Task description: Your copy of the material must match it exactly, except that pictures are dropped.
══ Records to use
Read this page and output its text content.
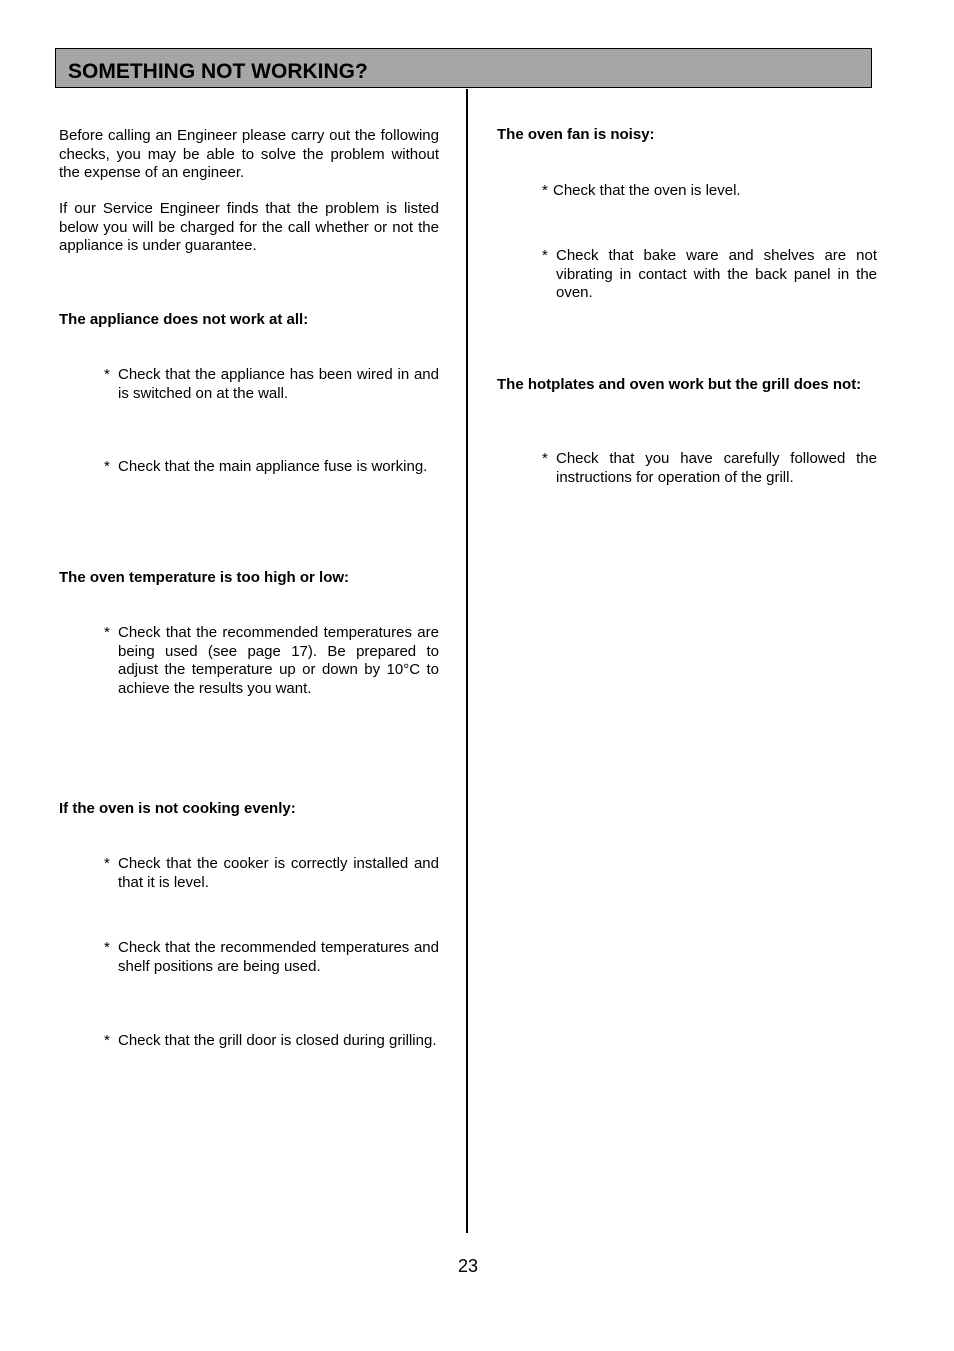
SOMETHING NOT WORKING?

Before calling an Engineer please carry out the following checks, you may be able to solve the problem without the expense of an engineer.

If our Service Engineer finds that the problem is listed below you will be charged for the call whether or not the appliance is under guarantee.

The appliance does not work at all:

* Check that the appliance has been wired in and is switched on at the wall.
* Check that the main appliance fuse is working.

The oven temperature is too high or low:

* Check that the recommended temperatures are being used (see page 17). Be prepared to adjust the temperature up or down by 10°C to achieve the results you want.

If the oven is not cooking evenly:

* Check that the cooker is correctly installed and that it is level.
* Check that the recommended temperatures and shelf positions are being used.
* Check that the grill door is closed during grilling.

The oven fan is noisy:

* Check that the oven is level.
* Check that bake ware and shelves are not vibrating in contact with the back panel in the oven.

The hotplates and oven work but the grill does not:

* Check that you have carefully followed the instructions for operation of the grill.
23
════
Worked answer:
Read this page and output its text content.
SOMETHING NOT WORKING?

Before calling an Engineer please carry out the following checks, you may be able to solve the problem without the expense of an engineer.

If our Service Engineer finds that the problem is listed below you will be charged for the call whether or not the appliance is under guarantee.

The appliance does not work at all:

* Check that the appliance has been wired in and is switched on at the wall.
* Check that the main appliance fuse is working.

The oven temperature is too high or low:

* Check that the recommended temperatures are being used (see page 17). Be prepared to adjust the temperature up or down by 10°C to achieve the results you want.

If the oven is not cooking evenly:

* Check that the cooker is correctly installed and that it is level.
* Check that the recommended temperatures and shelf positions are being used.
* Check that the grill door is closed during grilling.

The oven fan is noisy:

* Check that the oven is level.
* Check that bake ware and shelves are not vibrating in contact with the back panel in the oven.

The hotplates and oven work but the grill does not:

* Check that you have carefully followed the instructions for operation of the grill.
23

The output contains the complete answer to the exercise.